The Boss Baby is a media franchise made by DreamWorks Animation, loosely based on the 2010 picture book of the same name by Marla Frazee. The franchise began with the 2017 film The Boss Baby and has since grown to include a sequel, two television series, and an interactive special.

The franchise's inciting incident is the birth of the titular Boss Baby, later known as Ted, who arrives at 7-year-old Tim's home in a taxi, wearing a suit and carrying a briefcase, the series' timeline spanning to focus on a now 37-year-old Tim's daughters, the 7-year-old Tabitha and new Boss Baby Tina.

Feature films

The Boss Baby (2017)

The Boss Baby is a 2017 American computer-animated comedy film produced by DreamWorks Animation and distributed by 20th Century Fox, following a 7-year-old boy helping his baby brother who is a secret agent in the war for adults' love between babies and puppies.

The film was scheduled for a March 2016 release, but the release date was moved to March 31, 2017. The Boss Baby was released on Digital HD on July 4, 2017, and was released on DVD, Blu-ray, Blu-ray 3D and Ultra HD Blu-ray on July 25, 2017 by 20th Century Fox Home Entertainment. The film features the voices of Alec Baldwin as the title character, along with Miles Bakshi, Steve Buscemi, Jimmy Kimmel, Lisa Kudrow and Tobey Maguire.

The Boss Baby: Family Business (2021)

The Boss Baby: Family Business is a 2021 American sequel to the 2017 The Boss Baby film, again produced by DreamWorks Animation and distributed by Universal Pictures, following the estranged Templeton brothers being reunited by Tim's daughters, one of whom is a new agent from BabyCorp on a mission to uncover the dark secrets behind Tabitha's school and its mysterious founder, Dr. Armstrong.

On May 25, 2017, Universal Pictures and DreamWorks Animation announced that a sequel was set to be released on March 26, 2021, but was delayed to September 17, 2021. The film was moved up to July 2, 2021 and will also stream on Peacock on the same day for free. On May 8, 2020, production was being done remotely during the COVID-19 pandemic. Along with a returning Alec Baldwin, Jimmy Kimmel and Lisa Kudrow, the film features the voices of James Marsden, Amy Sedaris, Ariana Greenblatt, Eva Longoria and Jeff Goldblum.

The Boss Baby 3 (TBA)
During a Q&A with Alec Baldwin and Amy Sedaris in 2021, a third Boss Baby film was announced to be in early development.

Short films

The Boss Baby and Tim's Treasure Hunt Through Time (2017)

• **Excerpted data**:
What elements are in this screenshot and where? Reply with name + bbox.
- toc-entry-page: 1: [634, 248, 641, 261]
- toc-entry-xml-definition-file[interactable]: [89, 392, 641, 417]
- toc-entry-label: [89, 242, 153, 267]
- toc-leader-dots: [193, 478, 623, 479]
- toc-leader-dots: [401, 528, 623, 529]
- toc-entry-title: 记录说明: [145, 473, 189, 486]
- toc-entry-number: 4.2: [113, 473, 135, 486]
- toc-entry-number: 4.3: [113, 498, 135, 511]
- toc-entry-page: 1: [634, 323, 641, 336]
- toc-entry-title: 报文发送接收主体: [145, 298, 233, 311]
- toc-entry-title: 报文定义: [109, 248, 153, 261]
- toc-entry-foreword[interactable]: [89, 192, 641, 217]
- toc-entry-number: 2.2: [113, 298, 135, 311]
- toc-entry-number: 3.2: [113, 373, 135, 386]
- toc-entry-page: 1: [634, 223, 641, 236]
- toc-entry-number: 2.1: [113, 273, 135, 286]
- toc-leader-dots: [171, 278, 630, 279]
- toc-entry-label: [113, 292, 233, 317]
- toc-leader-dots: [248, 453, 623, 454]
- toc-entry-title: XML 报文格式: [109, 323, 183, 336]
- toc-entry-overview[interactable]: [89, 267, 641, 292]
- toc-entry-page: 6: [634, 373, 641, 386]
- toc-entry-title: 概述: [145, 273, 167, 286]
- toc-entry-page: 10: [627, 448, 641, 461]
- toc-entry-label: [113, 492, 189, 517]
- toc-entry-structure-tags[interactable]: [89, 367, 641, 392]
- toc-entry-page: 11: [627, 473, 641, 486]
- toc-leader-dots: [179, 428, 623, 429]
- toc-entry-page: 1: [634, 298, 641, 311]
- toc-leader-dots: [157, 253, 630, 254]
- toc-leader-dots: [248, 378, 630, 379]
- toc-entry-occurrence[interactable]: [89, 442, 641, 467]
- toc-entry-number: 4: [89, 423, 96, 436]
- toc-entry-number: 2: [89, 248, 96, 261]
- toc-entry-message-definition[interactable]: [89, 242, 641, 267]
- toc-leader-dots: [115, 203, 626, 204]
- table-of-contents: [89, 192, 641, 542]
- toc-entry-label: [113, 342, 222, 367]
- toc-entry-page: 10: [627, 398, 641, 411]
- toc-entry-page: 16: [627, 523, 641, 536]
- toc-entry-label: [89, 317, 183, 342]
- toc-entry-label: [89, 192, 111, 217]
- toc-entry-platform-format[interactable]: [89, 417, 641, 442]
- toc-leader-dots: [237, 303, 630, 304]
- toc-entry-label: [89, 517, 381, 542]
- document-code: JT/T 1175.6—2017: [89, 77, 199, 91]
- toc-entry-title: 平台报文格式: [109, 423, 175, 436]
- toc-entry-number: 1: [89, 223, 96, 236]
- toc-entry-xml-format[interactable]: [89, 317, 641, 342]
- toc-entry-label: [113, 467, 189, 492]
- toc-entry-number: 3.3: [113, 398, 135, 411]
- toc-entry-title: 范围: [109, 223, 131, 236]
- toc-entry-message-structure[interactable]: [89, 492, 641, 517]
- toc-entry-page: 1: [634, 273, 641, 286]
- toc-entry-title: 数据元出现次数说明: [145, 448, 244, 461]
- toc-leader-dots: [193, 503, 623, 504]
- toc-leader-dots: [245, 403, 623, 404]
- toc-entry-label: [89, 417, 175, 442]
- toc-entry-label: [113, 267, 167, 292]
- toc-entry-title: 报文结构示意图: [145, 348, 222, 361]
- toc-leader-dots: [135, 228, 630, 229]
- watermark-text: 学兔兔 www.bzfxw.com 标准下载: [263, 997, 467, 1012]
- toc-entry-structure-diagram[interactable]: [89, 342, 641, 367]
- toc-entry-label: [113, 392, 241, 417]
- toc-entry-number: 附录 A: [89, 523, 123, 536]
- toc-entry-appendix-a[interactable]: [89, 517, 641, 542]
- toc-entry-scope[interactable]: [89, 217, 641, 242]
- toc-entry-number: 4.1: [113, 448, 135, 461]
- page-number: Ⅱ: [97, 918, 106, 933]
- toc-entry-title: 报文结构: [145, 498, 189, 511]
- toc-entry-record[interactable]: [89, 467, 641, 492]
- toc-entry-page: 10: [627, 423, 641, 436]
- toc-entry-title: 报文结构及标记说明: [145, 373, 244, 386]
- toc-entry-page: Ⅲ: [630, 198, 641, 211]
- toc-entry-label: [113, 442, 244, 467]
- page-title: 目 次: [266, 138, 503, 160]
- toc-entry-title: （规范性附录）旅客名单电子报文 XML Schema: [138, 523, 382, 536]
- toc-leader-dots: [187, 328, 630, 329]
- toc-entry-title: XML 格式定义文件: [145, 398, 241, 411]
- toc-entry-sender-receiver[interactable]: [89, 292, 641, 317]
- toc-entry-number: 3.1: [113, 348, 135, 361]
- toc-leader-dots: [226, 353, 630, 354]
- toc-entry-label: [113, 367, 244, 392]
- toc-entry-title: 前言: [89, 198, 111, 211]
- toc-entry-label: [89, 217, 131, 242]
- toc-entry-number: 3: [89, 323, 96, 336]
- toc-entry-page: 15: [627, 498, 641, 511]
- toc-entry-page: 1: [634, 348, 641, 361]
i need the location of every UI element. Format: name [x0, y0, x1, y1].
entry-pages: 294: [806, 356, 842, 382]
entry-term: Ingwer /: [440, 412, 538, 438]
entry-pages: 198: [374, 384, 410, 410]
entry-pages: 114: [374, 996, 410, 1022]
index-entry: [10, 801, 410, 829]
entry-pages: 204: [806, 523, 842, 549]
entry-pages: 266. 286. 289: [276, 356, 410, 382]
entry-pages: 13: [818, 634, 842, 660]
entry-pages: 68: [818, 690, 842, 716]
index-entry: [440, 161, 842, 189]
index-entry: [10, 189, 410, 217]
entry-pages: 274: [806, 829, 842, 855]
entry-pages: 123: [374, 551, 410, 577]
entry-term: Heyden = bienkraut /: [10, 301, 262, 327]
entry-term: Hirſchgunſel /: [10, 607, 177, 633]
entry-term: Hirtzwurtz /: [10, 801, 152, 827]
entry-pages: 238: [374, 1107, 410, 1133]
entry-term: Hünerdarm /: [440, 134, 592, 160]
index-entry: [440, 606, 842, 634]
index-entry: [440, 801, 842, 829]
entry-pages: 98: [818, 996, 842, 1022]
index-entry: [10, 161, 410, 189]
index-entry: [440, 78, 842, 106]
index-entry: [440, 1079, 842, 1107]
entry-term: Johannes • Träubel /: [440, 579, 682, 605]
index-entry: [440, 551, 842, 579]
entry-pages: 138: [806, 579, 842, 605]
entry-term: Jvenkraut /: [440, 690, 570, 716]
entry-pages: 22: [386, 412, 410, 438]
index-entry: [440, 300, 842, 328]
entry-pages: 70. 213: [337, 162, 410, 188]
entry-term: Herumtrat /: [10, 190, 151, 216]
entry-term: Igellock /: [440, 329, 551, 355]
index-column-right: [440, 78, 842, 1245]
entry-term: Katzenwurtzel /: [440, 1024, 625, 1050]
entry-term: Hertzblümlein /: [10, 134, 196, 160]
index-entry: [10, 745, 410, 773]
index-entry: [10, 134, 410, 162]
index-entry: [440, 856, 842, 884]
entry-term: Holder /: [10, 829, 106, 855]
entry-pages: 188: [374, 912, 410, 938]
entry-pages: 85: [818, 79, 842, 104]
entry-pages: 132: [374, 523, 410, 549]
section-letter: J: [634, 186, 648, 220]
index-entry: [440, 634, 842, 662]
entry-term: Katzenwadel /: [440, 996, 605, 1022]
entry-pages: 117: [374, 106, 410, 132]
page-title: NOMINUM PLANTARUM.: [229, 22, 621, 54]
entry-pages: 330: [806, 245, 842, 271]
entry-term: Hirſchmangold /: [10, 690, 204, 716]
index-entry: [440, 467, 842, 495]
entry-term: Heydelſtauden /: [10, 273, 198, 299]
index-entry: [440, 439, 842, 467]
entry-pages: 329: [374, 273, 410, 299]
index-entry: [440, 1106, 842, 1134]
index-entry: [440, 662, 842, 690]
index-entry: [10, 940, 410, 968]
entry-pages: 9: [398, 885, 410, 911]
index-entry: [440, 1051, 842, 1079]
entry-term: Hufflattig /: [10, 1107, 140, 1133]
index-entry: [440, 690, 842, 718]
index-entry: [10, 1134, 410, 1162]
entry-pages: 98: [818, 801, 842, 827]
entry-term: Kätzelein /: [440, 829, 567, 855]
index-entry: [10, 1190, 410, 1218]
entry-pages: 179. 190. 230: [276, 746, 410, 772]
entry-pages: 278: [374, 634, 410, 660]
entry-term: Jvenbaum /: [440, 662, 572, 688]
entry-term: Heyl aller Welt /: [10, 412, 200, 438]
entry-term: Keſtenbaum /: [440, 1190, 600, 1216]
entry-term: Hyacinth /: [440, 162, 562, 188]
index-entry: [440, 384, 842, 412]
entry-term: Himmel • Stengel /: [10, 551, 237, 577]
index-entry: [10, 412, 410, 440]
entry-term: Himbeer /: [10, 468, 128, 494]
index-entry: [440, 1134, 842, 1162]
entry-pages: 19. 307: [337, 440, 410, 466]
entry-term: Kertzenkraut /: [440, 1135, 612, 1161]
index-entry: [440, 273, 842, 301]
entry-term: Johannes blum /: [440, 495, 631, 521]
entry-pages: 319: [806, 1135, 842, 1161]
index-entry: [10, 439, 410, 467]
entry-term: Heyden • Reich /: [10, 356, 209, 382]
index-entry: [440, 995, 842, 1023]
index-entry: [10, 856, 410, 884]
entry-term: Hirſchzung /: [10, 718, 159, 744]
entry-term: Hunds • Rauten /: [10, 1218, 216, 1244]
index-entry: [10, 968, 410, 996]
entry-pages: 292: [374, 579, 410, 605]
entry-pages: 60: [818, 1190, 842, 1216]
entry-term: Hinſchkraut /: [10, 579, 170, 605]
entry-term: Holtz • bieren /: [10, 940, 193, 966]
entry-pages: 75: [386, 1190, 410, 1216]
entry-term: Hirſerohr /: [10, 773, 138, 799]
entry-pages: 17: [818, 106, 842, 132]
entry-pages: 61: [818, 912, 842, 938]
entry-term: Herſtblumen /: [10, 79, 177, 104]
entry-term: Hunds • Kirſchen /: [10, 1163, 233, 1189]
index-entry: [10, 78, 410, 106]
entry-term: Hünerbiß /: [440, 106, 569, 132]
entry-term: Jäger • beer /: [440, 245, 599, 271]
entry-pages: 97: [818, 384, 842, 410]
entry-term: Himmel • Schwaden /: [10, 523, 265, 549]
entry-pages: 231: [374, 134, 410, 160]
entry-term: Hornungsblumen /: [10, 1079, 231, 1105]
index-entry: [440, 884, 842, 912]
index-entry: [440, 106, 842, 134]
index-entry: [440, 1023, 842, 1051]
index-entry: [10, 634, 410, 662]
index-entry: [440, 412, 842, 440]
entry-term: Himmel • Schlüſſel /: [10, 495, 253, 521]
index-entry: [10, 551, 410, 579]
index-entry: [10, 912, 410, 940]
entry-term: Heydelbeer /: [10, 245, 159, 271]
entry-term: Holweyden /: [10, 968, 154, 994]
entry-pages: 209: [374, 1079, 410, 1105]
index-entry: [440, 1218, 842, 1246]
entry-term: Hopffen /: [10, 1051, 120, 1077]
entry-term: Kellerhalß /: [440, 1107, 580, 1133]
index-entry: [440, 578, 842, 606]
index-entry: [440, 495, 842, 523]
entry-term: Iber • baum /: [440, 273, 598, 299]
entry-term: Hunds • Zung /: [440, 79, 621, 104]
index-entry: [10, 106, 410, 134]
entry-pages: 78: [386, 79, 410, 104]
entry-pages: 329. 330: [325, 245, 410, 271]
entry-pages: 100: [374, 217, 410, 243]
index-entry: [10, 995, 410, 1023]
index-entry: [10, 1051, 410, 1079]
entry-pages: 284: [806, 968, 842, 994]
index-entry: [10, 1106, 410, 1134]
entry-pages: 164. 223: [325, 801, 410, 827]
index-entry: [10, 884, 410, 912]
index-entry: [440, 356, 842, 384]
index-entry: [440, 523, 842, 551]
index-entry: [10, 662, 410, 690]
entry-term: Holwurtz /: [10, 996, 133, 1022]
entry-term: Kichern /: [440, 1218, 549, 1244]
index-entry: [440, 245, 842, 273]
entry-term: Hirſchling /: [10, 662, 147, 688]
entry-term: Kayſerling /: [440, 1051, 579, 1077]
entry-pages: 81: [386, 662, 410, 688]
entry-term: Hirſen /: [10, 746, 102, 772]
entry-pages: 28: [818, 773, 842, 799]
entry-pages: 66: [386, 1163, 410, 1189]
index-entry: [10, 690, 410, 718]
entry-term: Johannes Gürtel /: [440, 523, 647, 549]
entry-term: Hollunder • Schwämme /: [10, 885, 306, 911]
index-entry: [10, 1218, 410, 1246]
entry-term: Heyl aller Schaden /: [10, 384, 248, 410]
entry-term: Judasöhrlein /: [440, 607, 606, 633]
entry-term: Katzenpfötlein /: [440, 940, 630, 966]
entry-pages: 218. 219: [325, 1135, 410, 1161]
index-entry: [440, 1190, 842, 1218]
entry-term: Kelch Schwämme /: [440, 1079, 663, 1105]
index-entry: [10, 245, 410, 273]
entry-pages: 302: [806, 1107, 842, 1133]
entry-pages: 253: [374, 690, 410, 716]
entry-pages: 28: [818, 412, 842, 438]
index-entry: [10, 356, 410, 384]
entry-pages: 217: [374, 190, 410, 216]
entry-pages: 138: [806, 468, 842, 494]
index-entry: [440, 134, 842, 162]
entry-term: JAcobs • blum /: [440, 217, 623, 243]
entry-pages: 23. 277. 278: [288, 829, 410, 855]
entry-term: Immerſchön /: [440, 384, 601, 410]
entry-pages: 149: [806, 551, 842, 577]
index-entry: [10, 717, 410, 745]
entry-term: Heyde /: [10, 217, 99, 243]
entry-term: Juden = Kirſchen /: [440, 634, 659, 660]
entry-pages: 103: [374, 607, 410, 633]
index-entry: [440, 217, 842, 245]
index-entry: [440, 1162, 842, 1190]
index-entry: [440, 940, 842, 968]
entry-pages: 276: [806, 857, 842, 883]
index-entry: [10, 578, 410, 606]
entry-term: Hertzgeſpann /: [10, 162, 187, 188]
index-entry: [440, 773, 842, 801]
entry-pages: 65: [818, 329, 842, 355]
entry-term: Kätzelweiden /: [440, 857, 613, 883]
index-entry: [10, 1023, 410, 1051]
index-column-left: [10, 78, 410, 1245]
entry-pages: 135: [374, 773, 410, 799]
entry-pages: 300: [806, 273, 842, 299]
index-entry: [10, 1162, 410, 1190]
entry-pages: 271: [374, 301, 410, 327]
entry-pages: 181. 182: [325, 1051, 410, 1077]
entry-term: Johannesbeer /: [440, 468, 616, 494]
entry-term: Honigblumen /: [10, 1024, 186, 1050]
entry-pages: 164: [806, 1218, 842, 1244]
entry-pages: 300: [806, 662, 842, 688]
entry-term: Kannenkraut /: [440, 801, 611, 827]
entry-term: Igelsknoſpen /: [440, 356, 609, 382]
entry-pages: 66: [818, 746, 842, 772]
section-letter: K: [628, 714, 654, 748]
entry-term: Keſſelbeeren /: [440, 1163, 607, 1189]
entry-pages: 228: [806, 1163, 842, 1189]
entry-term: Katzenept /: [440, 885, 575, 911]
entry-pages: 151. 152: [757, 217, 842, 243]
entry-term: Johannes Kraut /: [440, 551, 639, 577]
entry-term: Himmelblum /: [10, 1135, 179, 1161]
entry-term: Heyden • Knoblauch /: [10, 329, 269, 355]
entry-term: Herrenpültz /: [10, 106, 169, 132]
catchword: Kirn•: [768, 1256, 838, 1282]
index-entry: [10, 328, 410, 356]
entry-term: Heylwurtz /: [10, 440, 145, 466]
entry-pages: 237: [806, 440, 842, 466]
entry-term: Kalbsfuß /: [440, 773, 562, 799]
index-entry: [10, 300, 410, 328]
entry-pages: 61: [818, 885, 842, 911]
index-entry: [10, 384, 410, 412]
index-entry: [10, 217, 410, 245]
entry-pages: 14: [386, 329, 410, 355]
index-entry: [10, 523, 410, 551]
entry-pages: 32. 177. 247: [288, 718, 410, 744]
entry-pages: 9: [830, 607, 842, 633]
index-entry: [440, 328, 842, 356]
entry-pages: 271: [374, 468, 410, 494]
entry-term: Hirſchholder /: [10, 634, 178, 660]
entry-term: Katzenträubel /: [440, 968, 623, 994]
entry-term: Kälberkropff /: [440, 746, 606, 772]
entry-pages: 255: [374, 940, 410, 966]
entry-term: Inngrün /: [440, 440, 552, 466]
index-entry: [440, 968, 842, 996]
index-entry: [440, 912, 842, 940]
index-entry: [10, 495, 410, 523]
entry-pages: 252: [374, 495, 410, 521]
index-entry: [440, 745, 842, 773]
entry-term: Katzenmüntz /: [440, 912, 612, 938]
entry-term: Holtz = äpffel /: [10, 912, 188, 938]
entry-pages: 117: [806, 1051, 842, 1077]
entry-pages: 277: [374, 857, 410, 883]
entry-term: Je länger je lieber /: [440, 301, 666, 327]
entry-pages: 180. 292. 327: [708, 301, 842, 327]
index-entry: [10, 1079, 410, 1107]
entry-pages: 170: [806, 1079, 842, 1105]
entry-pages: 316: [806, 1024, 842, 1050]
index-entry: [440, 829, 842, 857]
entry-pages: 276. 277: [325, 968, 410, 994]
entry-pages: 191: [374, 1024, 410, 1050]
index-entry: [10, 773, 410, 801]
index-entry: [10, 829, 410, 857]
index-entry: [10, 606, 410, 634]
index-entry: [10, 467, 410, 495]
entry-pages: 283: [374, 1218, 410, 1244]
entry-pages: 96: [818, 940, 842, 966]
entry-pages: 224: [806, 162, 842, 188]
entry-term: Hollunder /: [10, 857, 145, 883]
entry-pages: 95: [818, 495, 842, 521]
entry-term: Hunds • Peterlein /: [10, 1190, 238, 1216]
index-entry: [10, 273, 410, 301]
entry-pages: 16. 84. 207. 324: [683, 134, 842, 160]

• **What is being asked**:
According to the Boss Baby franchise text, on what date was the 2017 film released on DVD and Blu-ray? Rely only on the Boss Baby franchise text for this.

• **Output**:
July 25, 2017